● What you should do:
Can you find the lines of the listing that include "宝安区沙井街道兴达大厦" and copy every one?

------

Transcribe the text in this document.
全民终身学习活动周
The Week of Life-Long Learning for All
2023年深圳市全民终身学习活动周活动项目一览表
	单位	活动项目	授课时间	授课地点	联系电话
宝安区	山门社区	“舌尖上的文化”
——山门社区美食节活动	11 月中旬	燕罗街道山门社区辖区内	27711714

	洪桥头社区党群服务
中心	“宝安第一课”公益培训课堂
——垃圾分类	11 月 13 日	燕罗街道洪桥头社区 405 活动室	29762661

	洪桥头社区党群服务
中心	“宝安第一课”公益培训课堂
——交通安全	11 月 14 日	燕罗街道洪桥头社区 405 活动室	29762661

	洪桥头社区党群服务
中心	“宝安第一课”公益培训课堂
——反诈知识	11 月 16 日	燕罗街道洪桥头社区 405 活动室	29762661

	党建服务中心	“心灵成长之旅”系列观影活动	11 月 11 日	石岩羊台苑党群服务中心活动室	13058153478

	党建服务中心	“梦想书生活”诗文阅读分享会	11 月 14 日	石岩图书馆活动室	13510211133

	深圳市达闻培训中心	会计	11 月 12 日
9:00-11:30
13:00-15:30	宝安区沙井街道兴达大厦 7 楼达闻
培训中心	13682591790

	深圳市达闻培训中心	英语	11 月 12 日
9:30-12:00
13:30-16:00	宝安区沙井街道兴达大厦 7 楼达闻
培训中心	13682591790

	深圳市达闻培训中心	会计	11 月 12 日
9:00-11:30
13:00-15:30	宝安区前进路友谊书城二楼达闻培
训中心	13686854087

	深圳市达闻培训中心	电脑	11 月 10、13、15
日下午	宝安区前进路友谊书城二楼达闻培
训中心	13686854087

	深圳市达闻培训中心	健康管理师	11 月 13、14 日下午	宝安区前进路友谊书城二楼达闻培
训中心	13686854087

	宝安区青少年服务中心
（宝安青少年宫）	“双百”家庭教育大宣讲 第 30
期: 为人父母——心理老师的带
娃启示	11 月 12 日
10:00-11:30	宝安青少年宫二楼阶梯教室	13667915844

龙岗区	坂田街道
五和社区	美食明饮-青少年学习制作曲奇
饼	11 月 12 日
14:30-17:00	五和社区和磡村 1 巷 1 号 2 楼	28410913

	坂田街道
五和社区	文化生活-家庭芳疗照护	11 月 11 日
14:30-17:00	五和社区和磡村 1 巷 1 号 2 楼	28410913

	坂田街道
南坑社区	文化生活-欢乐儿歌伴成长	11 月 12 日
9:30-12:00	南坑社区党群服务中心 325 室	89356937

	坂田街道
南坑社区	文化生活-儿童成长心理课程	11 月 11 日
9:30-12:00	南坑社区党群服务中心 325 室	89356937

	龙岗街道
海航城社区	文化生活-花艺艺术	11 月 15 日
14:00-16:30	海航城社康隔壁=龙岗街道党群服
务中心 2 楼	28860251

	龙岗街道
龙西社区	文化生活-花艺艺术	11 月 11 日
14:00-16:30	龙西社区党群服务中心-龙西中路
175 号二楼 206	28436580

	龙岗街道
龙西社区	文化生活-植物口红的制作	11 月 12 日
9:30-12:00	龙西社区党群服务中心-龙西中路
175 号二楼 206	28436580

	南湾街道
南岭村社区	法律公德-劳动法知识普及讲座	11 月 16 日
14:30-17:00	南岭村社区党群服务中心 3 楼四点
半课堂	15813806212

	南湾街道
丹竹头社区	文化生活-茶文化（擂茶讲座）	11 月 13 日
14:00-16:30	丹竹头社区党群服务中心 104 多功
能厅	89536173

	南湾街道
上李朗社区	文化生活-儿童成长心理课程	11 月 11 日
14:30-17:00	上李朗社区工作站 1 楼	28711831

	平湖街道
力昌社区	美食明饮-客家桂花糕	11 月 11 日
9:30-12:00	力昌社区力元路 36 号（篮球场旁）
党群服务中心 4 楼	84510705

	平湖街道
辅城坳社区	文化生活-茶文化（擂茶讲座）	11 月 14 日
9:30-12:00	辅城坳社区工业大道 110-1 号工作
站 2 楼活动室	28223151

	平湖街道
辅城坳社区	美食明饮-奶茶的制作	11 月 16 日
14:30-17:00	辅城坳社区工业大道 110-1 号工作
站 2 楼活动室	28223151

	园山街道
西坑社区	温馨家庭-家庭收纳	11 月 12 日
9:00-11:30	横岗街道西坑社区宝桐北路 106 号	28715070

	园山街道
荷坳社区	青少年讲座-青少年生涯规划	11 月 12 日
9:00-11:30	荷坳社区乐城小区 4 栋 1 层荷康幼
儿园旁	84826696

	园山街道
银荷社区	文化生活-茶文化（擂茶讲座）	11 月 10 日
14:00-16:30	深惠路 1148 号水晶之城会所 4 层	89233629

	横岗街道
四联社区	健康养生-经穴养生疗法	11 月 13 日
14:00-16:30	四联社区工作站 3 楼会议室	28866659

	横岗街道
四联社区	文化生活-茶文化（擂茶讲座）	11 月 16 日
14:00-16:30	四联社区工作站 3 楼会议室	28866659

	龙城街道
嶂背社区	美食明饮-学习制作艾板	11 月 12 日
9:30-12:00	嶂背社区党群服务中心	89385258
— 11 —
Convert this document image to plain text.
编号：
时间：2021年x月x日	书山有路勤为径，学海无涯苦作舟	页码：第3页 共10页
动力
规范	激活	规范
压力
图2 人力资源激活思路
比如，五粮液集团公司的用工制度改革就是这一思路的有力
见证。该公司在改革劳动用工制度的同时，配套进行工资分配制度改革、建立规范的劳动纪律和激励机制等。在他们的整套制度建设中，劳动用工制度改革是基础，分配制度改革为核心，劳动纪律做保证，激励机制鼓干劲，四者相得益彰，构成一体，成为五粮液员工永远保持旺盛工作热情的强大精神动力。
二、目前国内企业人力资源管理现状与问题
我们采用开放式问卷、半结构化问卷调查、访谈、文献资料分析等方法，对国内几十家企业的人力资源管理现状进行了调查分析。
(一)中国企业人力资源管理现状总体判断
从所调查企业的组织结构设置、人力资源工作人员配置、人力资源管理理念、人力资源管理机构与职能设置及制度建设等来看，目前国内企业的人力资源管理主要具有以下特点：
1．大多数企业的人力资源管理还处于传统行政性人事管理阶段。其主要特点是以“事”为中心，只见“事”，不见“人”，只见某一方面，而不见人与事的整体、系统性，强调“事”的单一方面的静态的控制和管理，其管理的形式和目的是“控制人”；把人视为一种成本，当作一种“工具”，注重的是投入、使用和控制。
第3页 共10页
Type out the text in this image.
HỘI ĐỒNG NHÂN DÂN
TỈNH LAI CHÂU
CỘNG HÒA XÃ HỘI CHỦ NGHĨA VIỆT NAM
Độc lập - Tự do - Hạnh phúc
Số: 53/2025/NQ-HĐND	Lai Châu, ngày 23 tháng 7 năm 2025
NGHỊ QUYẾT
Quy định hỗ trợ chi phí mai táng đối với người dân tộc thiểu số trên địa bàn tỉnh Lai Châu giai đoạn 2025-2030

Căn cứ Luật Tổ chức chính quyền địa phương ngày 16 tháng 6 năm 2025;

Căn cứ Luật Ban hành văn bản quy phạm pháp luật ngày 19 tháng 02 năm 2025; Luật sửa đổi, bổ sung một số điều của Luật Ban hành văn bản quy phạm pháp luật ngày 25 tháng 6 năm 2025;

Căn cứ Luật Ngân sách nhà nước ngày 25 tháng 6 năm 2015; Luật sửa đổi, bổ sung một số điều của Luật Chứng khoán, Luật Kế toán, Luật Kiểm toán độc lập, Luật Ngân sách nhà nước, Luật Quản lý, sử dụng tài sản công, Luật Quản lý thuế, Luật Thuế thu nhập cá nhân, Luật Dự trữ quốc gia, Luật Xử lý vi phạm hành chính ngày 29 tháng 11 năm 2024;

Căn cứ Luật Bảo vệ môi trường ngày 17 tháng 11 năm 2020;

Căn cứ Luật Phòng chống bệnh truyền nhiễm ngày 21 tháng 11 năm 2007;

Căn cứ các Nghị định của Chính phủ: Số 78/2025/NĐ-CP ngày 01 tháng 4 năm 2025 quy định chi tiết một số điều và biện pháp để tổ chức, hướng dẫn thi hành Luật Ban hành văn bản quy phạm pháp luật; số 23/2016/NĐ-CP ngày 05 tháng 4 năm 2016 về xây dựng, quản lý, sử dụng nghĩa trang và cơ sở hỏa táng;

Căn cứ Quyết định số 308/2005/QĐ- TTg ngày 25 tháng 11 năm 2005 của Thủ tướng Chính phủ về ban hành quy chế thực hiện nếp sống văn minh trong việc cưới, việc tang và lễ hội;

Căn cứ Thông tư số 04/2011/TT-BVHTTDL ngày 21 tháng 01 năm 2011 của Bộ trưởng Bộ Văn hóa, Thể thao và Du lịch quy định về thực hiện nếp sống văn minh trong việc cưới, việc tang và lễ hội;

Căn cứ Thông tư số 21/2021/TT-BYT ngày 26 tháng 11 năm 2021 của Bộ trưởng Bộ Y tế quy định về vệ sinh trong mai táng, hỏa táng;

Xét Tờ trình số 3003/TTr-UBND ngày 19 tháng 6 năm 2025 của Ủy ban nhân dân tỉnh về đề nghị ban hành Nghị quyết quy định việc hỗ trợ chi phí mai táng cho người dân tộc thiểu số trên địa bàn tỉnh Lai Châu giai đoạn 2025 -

------

● Result of this exercise:
13:00-15:30	宝安区沙井街道兴达大厦 7 楼达闻
13:30-16:00	宝安区沙井街道兴达大厦 7 楼达闻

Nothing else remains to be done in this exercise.